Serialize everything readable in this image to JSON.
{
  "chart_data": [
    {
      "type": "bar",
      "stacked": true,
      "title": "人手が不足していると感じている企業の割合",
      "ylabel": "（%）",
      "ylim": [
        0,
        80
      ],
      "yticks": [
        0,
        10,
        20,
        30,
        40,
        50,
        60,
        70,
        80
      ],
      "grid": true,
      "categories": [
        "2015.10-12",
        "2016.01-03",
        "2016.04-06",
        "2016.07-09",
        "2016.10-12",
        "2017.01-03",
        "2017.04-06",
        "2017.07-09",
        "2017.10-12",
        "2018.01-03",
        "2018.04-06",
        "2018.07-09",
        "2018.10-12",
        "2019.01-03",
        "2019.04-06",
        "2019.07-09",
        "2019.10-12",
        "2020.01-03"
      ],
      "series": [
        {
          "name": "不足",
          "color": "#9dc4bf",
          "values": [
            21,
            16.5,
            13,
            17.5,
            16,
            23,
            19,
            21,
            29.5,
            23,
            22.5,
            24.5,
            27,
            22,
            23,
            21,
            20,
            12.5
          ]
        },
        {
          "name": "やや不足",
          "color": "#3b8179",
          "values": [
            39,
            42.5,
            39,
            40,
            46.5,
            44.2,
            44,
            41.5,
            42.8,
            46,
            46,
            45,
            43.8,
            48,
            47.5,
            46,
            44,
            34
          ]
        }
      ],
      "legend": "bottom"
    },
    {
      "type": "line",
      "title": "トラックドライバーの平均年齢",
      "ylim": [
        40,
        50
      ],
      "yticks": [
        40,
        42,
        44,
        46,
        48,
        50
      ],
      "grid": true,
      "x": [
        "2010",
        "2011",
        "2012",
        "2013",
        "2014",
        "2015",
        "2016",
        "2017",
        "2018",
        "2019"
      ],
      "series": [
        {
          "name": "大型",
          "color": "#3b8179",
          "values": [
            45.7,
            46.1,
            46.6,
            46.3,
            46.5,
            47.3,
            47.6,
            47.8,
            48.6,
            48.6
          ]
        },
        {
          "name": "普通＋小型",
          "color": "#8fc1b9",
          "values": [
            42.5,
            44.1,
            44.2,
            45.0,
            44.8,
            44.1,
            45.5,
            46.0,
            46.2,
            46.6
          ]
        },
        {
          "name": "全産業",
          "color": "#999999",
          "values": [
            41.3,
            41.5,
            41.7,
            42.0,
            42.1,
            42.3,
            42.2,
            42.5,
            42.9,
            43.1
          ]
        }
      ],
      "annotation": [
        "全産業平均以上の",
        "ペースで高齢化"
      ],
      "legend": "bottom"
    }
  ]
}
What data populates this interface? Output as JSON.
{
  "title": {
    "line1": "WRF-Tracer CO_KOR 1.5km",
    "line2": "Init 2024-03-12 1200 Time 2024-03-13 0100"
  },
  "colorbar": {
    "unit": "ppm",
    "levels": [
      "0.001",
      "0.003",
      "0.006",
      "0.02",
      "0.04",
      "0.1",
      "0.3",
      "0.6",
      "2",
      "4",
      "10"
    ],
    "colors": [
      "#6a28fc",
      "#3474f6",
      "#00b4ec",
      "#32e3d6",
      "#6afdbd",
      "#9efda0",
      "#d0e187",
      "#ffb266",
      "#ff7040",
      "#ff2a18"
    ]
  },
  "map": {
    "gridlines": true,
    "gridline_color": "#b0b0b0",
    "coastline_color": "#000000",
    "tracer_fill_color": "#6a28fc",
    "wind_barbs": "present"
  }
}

--------------------------------

● Stated goal: Copy every line of the listing that includes the string "true".

● Worked answer:
      "stacked": true,
      "grid": true,
      "grid": true,
    "gridlines": true,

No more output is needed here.